EXTRACTED INFORMATION section start

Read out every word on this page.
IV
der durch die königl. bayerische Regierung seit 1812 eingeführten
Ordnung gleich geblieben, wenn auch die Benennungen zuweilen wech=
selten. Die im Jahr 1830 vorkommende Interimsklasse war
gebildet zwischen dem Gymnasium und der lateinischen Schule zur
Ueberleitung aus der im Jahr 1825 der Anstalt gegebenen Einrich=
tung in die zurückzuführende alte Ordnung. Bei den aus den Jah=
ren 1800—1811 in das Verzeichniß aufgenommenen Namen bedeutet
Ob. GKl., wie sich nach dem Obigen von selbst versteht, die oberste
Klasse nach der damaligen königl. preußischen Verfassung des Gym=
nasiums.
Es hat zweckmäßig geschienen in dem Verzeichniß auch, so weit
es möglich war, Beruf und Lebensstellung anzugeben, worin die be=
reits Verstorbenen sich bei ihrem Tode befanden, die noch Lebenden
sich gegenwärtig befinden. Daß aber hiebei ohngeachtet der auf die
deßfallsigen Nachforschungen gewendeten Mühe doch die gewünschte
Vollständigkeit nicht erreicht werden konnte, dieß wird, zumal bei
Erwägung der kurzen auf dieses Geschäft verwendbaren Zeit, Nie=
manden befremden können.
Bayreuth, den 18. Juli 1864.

EXTRACTED INFORMATION section end

EXERCISE PROMPT:
Repeat each record in full; every line must match exactly.

WORKED SOLUTION:
Read out every word on this page.
IV
der durch die königl. bayerische Regierung seit 1812 eingeführten
Ordnung gleich geblieben, wenn auch die Benennungen zuweilen wech=
selten. Die im Jahr 1830 vorkommende Interimsklasse war
gebildet zwischen dem Gymnasium und der lateinischen Schule zur
Ueberleitung aus der im Jahr 1825 der Anstalt gegebenen Einrich=
tung in die zurückzuführende alte Ordnung. Bei den aus den Jah=
ren 1800—1811 in das Verzeichniß aufgenommenen Namen bedeutet
Ob. GKl., wie sich nach dem Obigen von selbst versteht, die oberste
Klasse nach der damaligen königl. preußischen Verfassung des Gym=
nasiums.
Es hat zweckmäßig geschienen in dem Verzeichniß auch, so weit
es möglich war, Beruf und Lebensstellung anzugeben, worin die be=
reits Verstorbenen sich bei ihrem Tode befanden, die noch Lebenden
sich gegenwärtig befinden. Daß aber hiebei ohngeachtet der auf die
deßfallsigen Nachforschungen gewendeten Mühe doch die gewünschte
Vollständigkeit nicht erreicht werden konnte, dieß wird, zumal bei
Erwägung der kurzen auf dieses Geschäft verwendbaren Zeit, Nie=
manden befremden können.
Bayreuth, den 18. Juli 1864.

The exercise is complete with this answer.